# Start of TEXT PROVIDED
Are you wondering how and why intelligence and sensitivity fit together?
Imagine a computer with thousands, nay, millions of input channels. It needs a pretty big processor to handle all that incoming data, right? Well, the same goes for your mind.
This computer is, in fact, you.
Every second, oodles of data comes into your experience.
Your eyes, ears, nose, tongue, and skin all sense what’s going on in your environment.
Your internal sensors give you data on temperature, thirst, hunger, balance, fatigue/energy levels, and much more besides.
Your mind is busy sensing mental events: thoughts, images, fantasies, memories. (Never thought of your mind as a sense before? It’s a Buddhist idea, and a jolly good one at that.) Your mind also has the busy task of processing the data from all these senses.
With sensitive senses, you have high sensitivity.
What’s High Sensitivity?
You sense a lot of things, perhaps at levels that other people don’t notice. You can hear sounds that others miss. You spot unevenness in a painted wall. You feel tiny cold draughts at 20 paces.
If you’re sensitive, you have much more information to process than your average person.
You need a bigger processor – i.e. a higher level of general intelligence – to do this. Maybe your sensitivity led to you developing higher processing powers – your high intelligence.
Some people have the sensitivity, and the intelligence, but not the methods of how to manage and use your intelligence to handle your sensory experience.
This is especially the case if you have strong emotions, but you don’t have the strong emotion-processing skills to match the strength and intensity of your emotions.
You’ll have trouble moderating your emotions, swinging quickly between extremes. You’ve probably been told to ‘Stop over-reacting!‘ You’ve probably been described as “too much, too sensitive, too intense, too [insert word of choice/put-down here]” and this is grossly unfair.
# End of TEXT PROVIDED
DIRECTIVES:
1 – Print the section of the passage on sensitivity and intelligence that begins at the words "Your eyes, ears, nose, tongue, and" and stops after "your average person.".
2 – Answer these questions from the passage on sensitivity and intelligence:
(a) Which five sense organs does it list as sensing what's going on in your environment?
(b) What tradition does it credit with the idea of the mind as a sense?
(c) What does it say "a bigger processor" means?
3 – Write the next section of the passage on sensitivity and intelligence, picking up after its last sentence.
The material that comes next is separate from the passage on sensitivity and intelligence.
# Start of DATA EXTRACT
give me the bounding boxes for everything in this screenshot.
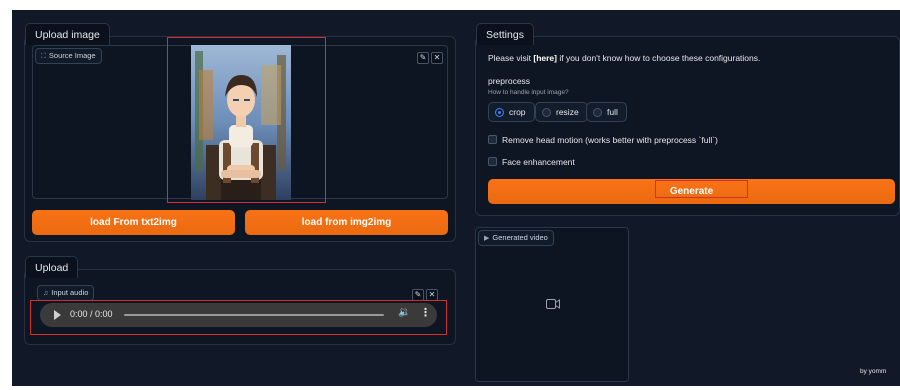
# End of DATA EXTRACT
ANSWERS TO THE PROBLEMS:
1 –
Your eyes, ears, nose, tongue, and skin all sense what’s going on in your environment.
Your internal sensors give you data on temperature, thirst, hunger, balance, fatigue/energy levels, and much more besides.
Your mind is busy sensing mental events: thoughts, images, fantasies, memories. (Never thought of your mind as a sense before? It’s a Buddhist idea, and a jolly good one at that.) Your mind also has the busy task of processing the data from all these senses.
With sensitive senses, you have high sensitivity.
What’s High Sensitivity?
You sense a lot of things, perhaps at levels that other people don’t notice. You can hear sounds that others miss. You spot unevenness in a painted wall. You feel tiny cold draughts at 20 paces.
If you’re sensitive, you have much more information to process than your average person.

2 –
(a) Eyes, ears, nose, tongue, and skin.
(b) Buddhism.
(c) A higher level of general intelligence.

3 –
Yes, you’re sensitive, but not too much.
The world needs sensitive people.
Where sensitivity gets a bad rap is when it’s labelled as ‘over-sensitive.’
Finding out whether you’re innately sensitive, or you’ve lived though stuff that has left reactive triggers (i.e. trauma) in you, is immensely useful.
Sensitivity is about how you’re wired. Being ‘over-sensitive’ to events and experiences is about what you’ve experienced before and the marks it’s left on you.
Take a read of my article Are you sensitive or sensitised? to figure out which of these affect you.
If you are highly sensitive to other people’s physical, mental or emotional states, you might have come across the term Empath. Read my take on Highly Sensitive Empaths here, if that’s your thing.
What about high intelligence?
Let’s now back-track a little and turn the sensitive-intelligent combo around: let’s start with high intelligence this time.
If your mind is a high spec processor, you probably learned to do with fewer filters on your sensory data that your average person. You can handle more sense data, so you sense more than average: you’re sensitive. You process more, and more quickly, so you’re capable of sensing more.
Sometimes this second possibility doesn’t quite happen.
You may be highly intelligent, but you have some pretty strong filters in place.
These filters can come from having very strong interests, so you have a narrow field of sensing.
Or you had some crappy childhood experiences that closed you down, or missed out on teaching you important emotional skills. Take a read of: Helping sensitive, intelligent children, How to heal from insecure attachment in adults and what happens when you have Genius mind, hellish emotions.
You could be sensitive, if you dropped your filters.
But right now you might actually be the opposite – insensitive – because your filters are so strong. Yes, I have an article for you about that too: Sensitive insensitive.
Or you have beliefs that lead you to act insensitively. You believe, you think (unconsciously, perhaps), you have a principle by which you operate – that, for example, other people’s interests and experiences are less important, or even totally unimportant, compared with your own. This falls more into a question of ethics, how you see yourself, other people, and the world you’re part of, interacting.
Who knows if high intelligence comes first, or if high sensitivity comes first?
In any case, the two together make an extremely powerful partnership – as long as you know how to handle them.
They both have their magnificence.
They both have their downsides too.
Like a high-performance car, you need specialised handling skills.
If you don’t already have them, how do you learn those specialised handling skills?
How to manage your intelligence and sensitivity
Like most things in life, you have options.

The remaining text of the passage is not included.